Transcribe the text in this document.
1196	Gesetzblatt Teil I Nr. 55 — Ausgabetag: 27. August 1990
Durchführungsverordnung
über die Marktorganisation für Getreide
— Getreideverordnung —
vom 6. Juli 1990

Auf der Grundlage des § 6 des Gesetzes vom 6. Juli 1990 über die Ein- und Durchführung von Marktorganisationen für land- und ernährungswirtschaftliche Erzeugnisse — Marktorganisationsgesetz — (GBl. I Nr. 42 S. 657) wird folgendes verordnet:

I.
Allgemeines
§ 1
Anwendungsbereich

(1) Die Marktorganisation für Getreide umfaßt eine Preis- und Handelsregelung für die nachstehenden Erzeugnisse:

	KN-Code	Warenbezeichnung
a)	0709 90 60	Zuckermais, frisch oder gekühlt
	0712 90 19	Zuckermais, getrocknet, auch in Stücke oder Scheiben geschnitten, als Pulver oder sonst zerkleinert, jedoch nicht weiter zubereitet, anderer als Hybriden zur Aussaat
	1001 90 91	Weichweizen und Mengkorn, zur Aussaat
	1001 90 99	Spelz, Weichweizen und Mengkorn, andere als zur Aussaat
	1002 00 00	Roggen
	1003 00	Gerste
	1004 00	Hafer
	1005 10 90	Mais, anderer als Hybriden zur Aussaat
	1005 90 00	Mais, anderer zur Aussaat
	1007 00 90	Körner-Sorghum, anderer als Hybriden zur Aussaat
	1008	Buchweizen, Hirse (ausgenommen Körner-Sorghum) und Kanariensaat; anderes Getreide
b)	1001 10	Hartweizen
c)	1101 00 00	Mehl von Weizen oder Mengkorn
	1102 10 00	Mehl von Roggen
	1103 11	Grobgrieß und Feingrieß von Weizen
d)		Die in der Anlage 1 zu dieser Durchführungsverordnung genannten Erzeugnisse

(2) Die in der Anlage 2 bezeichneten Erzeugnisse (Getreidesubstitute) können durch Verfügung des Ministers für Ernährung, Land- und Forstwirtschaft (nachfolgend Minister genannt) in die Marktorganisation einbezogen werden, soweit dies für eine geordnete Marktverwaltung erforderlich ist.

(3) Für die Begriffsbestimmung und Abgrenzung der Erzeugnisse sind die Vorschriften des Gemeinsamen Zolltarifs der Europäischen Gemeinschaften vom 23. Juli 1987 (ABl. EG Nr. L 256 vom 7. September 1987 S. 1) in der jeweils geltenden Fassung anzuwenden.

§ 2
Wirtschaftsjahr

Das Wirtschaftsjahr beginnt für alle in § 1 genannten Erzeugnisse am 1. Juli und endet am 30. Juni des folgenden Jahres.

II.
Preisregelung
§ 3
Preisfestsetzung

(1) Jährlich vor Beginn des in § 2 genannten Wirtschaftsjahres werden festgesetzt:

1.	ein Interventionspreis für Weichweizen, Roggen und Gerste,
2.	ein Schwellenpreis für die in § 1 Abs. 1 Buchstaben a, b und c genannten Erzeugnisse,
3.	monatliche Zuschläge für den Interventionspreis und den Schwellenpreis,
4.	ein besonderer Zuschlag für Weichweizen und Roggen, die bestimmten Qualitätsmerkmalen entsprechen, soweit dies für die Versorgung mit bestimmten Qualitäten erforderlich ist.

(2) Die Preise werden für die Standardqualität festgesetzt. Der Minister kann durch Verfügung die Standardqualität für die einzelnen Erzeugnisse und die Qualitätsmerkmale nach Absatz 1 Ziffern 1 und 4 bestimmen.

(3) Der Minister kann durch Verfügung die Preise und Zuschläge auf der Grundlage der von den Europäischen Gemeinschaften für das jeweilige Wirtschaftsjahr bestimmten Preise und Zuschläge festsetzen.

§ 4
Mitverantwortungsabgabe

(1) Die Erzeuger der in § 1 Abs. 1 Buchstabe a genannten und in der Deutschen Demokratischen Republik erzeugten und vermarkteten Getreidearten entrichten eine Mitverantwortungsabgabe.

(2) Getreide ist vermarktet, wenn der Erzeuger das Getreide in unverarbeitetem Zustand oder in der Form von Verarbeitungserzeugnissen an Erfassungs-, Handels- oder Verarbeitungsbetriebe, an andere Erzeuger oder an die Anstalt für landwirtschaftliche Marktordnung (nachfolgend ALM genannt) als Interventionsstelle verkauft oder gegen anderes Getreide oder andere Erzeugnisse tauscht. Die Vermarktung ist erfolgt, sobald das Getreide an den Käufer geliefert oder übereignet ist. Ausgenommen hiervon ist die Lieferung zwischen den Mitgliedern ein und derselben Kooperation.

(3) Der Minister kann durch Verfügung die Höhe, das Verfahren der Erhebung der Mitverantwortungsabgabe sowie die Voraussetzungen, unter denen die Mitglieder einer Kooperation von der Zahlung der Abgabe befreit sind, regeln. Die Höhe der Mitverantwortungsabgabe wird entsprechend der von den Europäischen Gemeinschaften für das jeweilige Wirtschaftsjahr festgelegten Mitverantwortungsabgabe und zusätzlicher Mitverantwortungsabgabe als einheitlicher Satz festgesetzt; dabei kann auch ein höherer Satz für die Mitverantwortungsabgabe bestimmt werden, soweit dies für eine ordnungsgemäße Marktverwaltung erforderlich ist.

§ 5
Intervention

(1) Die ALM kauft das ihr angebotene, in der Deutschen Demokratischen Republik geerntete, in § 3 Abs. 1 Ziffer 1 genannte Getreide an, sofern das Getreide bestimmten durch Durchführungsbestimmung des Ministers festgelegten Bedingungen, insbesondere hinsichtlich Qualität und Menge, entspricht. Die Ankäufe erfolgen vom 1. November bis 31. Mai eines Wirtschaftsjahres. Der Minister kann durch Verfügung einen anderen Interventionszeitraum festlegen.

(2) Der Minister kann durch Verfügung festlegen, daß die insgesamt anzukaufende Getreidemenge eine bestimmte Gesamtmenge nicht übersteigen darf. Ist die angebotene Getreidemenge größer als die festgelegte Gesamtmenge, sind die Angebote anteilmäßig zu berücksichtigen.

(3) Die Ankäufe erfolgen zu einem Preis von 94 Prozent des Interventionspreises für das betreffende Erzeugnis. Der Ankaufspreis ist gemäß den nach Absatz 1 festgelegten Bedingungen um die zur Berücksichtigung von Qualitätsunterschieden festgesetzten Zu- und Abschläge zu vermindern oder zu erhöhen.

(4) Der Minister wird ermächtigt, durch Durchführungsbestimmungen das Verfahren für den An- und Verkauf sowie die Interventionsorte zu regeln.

______

**WORK TO BE COMPLETED:** Could you report all lines of the listing that hold "Zuckermais"?

**SOLUTION TO THIS EXERCISE:**
a)	0709 90 60	Zuckermais, frisch oder gekühlt
	0712 90 19	Zuckermais, getrocknet, auch in Stücke oder Scheiben geschnitten, als Pulver oder sonst zerkleinert, jedoch nicht weiter zubereitet, anderer als Hybriden zur Aussaat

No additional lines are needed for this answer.